* Start *

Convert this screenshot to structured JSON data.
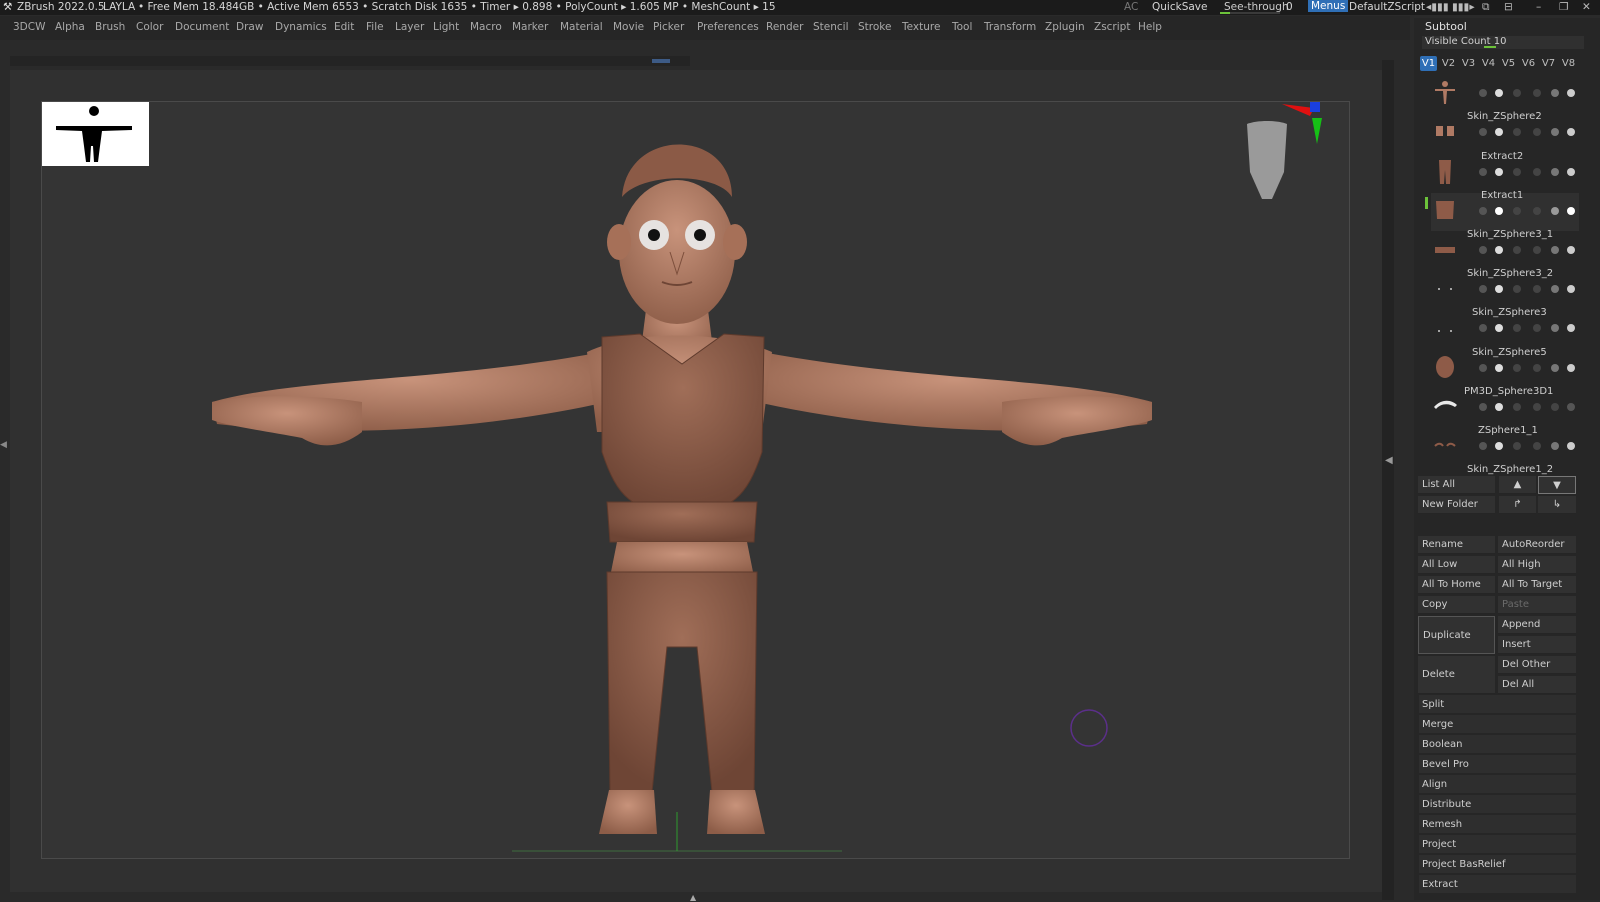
{
  "titlebar": {
    "app": "ZBrush 2022.0.5",
    "document": "LAYLA",
    "free_mem": "• Free Mem 18.484GB • Active Mem 6553 • Scratch Disk 1635 • Timer ▸ 0.898 • PolyCount ▸ 1.605 MP • MeshCount ▸ 15",
    "ac": "AC",
    "quicksave": "QuickSave",
    "see_through": "See-through",
    "see_through_value": "0",
    "menus": "Menus",
    "script": "DefaultZScript"
  },
  "menubar": [
    "3DCW",
    "Alpha",
    "Brush",
    "Color",
    "Document",
    "Draw",
    "Dynamics",
    "Edit",
    "File",
    "Layer",
    "Light",
    "Macro",
    "Marker",
    "Material",
    "Movie",
    "Picker",
    "Preferences",
    "Render",
    "Stencil",
    "Stroke",
    "Texture",
    "Tool",
    "Transform",
    "Zplugin",
    "Zscript",
    "Help"
  ],
  "subtool_panel": {
    "header": "Subtool",
    "visible_count_label": "Visible Count 10",
    "version_tabs": [
      "V1",
      "V2",
      "V3",
      "V4",
      "V5",
      "V6",
      "V7",
      "V8"
    ],
    "items": [
      {
        "name": ""
      },
      {
        "name": "Skin_ZSphere2"
      },
      {
        "name": "Extract2"
      },
      {
        "name": "Extract1"
      },
      {
        "name": "Skin_ZSphere3_1"
      },
      {
        "name": "Skin_ZSphere3_2"
      },
      {
        "name": "Skin_ZSphere3"
      },
      {
        "name": "Skin_ZSphere5"
      },
      {
        "name": "PM3D_Sphere3D1"
      },
      {
        "name": "ZSphere1_1"
      },
      {
        "name": "Skin_ZSphere1_2"
      }
    ],
    "list_all": "List All",
    "new_folder": "New Folder",
    "buttons": {
      "rename": "Rename",
      "autoreorder": "AutoReorder",
      "all_low": "All Low",
      "all_high": "All High",
      "all_to_home": "All To Home",
      "all_to_target": "All To Target",
      "copy": "Copy",
      "paste": "Paste",
      "duplicate": "Duplicate",
      "append": "Append",
      "insert": "Insert",
      "delete": "Delete",
      "del_other": "Del Other",
      "del_all": "Del All"
    },
    "sections": [
      "Split",
      "Merge",
      "Boolean",
      "Bevel Pro",
      "Align",
      "Distribute",
      "Remesh",
      "Project",
      "Project BasRelief",
      "Extract"
    ]
  },
  "colors": {
    "accent": "#2f6fb6",
    "skin": "#b07a64",
    "cloth": "#8e5b48",
    "active_green": "#6cc23a"
  }
}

* End *

TASK REQUIREMENTS
Print every entry exactly as written, without the pictures.

RESULT FOR THIS TASK
Convert this screenshot to structured JSON data.
{
  "titlebar": {
    "app": "ZBrush 2022.0.5",
    "document": "LAYLA",
    "free_mem": "• Free Mem 18.484GB • Active Mem 6553 • Scratch Disk 1635 • Timer ▸ 0.898 • PolyCount ▸ 1.605 MP • MeshCount ▸ 15",
    "ac": "AC",
    "quicksave": "QuickSave",
    "see_through": "See-through",
    "see_through_value": "0",
    "menus": "Menus",
    "script": "DefaultZScript"
  },
  "menubar": [
    "3DCW",
    "Alpha",
    "Brush",
    "Color",
    "Document",
    "Draw",
    "Dynamics",
    "Edit",
    "File",
    "Layer",
    "Light",
    "Macro",
    "Marker",
    "Material",
    "Movie",
    "Picker",
    "Preferences",
    "Render",
    "Stencil",
    "Stroke",
    "Texture",
    "Tool",
    "Transform",
    "Zplugin",
    "Zscript",
    "Help"
  ],
  "subtool_panel": {
    "header": "Subtool",
    "visible_count_label": "Visible Count 10",
    "version_tabs": [
      "V1",
      "V2",
      "V3",
      "V4",
      "V5",
      "V6",
      "V7",
      "V8"
    ],
    "items": [
      {
        "name": ""
      },
      {
        "name": "Skin_ZSphere2"
      },
      {
        "name": "Extract2"
      },
      {
        "name": "Extract1"
      },
      {
        "name": "Skin_ZSphere3_1"
      },
      {
        "name": "Skin_ZSphere3_2"
      },
      {
        "name": "Skin_ZSphere3"
      },
      {
        "name": "Skin_ZSphere5"
      },
      {
        "name": "PM3D_Sphere3D1"
      },
      {
        "name": "ZSphere1_1"
      },
      {
        "name": "Skin_ZSphere1_2"
      }
    ],
    "list_all": "List All",
    "new_folder": "New Folder",
    "buttons": {
      "rename": "Rename",
      "autoreorder": "AutoReorder",
      "all_low": "All Low",
      "all_high": "All High",
      "all_to_home": "All To Home",
      "all_to_target": "All To Target",
      "copy": "Copy",
      "paste": "Paste",
      "duplicate": "Duplicate",
      "append": "Append",
      "insert": "Insert",
      "delete": "Delete",
      "del_other": "Del Other",
      "del_all": "Del All"
    },
    "sections": [
      "Split",
      "Merge",
      "Boolean",
      "Bevel Pro",
      "Align",
      "Distribute",
      "Remesh",
      "Project",
      "Project BasRelief",
      "Extract"
    ]
  },
  "colors": {
    "accent": "#2f6fb6",
    "skin": "#b07a64",
    "cloth": "#8e5b48",
    "active_green": "#6cc23a"
  }
}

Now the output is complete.